=== 練習問題 ===
[a] 甲子園の文章のうち、「まず、夏の甲子園の正式名称は」で始まる段落を、主な事実を残して箇条書きにまとめなさい。
[b] 甲子園の文章の「それに対し、春の甲子園の正式」から始まり「(年によって増えることも)。」で終わる部分を、「選考委員会」を「審査委員会」に置き換えて書き直しなさい。

┌─ 本文抜粋

夏と春の甲子園は何が違う? 意外に知らない知識を紹介

 

現在、高校野球の全国大会である夏の甲子園が開催されています。昨年は新型コロナウイルスの影響で取りやめになってしまったため、楽しみにしていた方も多いでしょう。ところで、甲子園での全国大会は春にも開催されていますが、夏と春の甲子園は何が違うのでしょうか。


まず、夏の甲子園の正式名称は「全国高等学校野球選手権大会」といい、主催は朝日新聞社と日本高等学校野球連盟です。各都道府県の地方大会で優勝した高校が、その都道府県の代表となって全国大会に出場します。つまり完全な勝ち抜き戦、一発勝負であり、すべての都道府県から確実に1校は出場できるわけです。東京都と北海道は地区が2つに分けられているため2校ずつ出場でき、全体で49校が出場します。


それに対し、春の甲子園の正式名称は「選抜高等学校野球大会」といい、主催は毎日新聞社と日本高等学校野球連盟です。その名称から、「選抜甲子園」「(春の)センバツ」といった通称で呼ばれます。



そして、春の甲子園が夏の甲子園と大きく違うのは、出場校の選び方です。春の甲子園は都道府県ごとの予選を行わず、秋に行われる地区大会の成績や地域的なバランスを考慮して、選考委員会が出場校を決めます。出場校数は32校が基本です(年によって増えることも)。


春の甲子園はその性質上、出場校を出せない都道府県もある一方、秋の地区大会で途中敗退した高校でも選ばれる可能性があります。最近は「21世紀枠」をはじめとする特別枠も作られ、野球の実力だけにとらわれない色々な高校が出場できるようになりました。


この他にも、トーナメントの決め方や優勝旗の色など、細かな違いはいくつもあります。甲子園を観戦する時は、このような違いを知っておくとより楽しめるでしょう。

└─
┌─ 元データ

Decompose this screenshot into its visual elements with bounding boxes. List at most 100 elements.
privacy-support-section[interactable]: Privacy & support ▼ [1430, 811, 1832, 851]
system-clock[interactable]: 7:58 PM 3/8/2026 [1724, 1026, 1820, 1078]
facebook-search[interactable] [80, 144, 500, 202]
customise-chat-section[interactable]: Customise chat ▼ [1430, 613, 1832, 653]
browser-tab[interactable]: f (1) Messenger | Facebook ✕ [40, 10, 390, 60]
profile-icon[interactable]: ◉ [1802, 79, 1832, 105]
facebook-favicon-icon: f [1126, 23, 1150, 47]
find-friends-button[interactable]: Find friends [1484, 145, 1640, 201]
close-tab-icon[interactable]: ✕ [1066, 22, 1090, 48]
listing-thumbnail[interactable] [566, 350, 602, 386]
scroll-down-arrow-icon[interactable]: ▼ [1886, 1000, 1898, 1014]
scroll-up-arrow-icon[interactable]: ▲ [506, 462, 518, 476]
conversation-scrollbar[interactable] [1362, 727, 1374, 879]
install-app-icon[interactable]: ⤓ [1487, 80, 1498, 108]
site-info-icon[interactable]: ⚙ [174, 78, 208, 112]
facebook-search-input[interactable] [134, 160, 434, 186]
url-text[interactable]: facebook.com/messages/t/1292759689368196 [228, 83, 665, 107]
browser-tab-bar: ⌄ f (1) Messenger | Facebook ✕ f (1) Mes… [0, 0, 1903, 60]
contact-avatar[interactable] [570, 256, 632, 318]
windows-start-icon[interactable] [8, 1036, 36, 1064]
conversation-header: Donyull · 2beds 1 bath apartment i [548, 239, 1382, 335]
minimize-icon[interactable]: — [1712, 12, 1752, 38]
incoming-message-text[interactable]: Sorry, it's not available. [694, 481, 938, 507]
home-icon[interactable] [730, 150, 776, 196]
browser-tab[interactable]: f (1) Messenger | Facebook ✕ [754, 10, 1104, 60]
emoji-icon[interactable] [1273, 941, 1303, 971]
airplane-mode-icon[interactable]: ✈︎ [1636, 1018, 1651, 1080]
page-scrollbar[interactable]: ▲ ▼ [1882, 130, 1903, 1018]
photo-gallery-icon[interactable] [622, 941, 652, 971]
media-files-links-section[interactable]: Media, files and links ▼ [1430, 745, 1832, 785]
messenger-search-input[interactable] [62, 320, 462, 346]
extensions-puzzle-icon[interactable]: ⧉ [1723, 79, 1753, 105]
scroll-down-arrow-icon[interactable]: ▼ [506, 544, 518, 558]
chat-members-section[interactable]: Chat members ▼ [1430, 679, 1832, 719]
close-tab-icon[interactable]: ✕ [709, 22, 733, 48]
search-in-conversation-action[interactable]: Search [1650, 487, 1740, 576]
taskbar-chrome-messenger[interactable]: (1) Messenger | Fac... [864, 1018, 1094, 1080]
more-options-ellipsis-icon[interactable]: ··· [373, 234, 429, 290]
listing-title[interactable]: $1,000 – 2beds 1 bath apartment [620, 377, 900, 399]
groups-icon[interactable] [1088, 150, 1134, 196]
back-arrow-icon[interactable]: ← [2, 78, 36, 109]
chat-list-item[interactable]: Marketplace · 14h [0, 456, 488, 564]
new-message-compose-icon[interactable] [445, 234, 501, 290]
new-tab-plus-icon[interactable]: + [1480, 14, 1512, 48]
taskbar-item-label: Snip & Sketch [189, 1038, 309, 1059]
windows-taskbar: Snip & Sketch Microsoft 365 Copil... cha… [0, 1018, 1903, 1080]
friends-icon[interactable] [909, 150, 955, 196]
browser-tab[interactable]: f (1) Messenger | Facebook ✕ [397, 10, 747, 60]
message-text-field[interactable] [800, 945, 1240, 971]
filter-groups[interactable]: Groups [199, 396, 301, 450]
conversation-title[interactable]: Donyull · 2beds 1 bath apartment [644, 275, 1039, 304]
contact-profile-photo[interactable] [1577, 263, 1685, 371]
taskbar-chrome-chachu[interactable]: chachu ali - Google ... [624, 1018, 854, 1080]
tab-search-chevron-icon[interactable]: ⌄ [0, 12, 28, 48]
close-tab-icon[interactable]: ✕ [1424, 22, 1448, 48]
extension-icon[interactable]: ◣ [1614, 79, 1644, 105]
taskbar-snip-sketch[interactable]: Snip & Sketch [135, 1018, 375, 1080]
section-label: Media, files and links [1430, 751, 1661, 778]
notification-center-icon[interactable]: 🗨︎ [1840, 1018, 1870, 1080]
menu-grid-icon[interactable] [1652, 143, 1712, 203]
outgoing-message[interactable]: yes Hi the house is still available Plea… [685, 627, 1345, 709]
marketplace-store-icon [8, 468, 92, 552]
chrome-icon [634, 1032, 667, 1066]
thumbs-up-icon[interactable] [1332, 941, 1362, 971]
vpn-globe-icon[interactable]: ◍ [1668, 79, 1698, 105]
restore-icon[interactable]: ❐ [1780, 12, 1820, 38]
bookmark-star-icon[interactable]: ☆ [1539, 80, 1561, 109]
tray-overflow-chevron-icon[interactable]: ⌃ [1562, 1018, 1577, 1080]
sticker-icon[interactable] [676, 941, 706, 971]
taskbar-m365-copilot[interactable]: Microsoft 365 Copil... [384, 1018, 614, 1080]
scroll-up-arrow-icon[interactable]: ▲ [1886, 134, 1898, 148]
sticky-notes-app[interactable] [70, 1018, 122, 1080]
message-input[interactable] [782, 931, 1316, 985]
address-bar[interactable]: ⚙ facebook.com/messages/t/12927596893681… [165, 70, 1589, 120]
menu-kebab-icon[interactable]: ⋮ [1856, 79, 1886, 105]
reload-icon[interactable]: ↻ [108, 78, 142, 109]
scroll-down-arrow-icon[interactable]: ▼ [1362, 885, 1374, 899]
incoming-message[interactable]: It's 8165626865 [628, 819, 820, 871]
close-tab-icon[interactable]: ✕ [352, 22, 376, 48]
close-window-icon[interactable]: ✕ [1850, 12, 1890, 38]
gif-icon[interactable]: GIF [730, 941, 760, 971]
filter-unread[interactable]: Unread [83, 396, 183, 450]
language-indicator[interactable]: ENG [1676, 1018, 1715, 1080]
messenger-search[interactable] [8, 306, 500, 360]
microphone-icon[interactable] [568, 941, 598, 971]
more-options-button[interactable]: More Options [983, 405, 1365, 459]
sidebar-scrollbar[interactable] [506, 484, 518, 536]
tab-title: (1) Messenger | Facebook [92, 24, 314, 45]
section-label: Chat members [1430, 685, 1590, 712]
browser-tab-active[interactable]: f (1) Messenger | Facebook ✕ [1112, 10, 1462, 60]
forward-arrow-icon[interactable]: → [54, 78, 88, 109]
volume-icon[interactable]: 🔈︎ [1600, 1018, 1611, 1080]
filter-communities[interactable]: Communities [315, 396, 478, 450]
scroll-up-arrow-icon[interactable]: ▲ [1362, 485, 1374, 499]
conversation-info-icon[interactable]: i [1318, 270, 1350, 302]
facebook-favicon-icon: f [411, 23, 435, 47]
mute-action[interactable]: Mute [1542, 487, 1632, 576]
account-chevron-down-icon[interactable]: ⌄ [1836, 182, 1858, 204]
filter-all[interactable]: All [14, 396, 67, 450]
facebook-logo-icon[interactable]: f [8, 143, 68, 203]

└─

=== 解答 ===
[a]
・正式名称:全国高等学校野球選手権大会
・主催:朝日新聞社と日本高等学校野球連盟
・出場校:各都道府県の地方大会で優勝した高校が、その都道府県の代表として出場する
・方式:完全な勝ち抜き戦(一発勝負)で、すべての都道府県から必ず1校は出場できる
・東京都と北海道は地区が2つに分かれているため2校ずつ出場し、全体で49校が出場する

[b]
それに対し、春の甲子園の正式名称は「選抜高等学校野球大会」といい、主催は毎日新聞社と日本高等学校野球連盟です。その名称から、「選抜甲子園」「(春の)センバツ」といった通称で呼ばれます。



そして、春の甲子園が夏の甲子園と大きく違うのは、出場校の選び方です。春の甲子園は都道府県ごとの予選を行わず、秋に行われる地区大会の成績や地域的なバランスを考慮して、審査委員会が出場校を決めます。出場校数は32校が基本です(年によって増えることも)。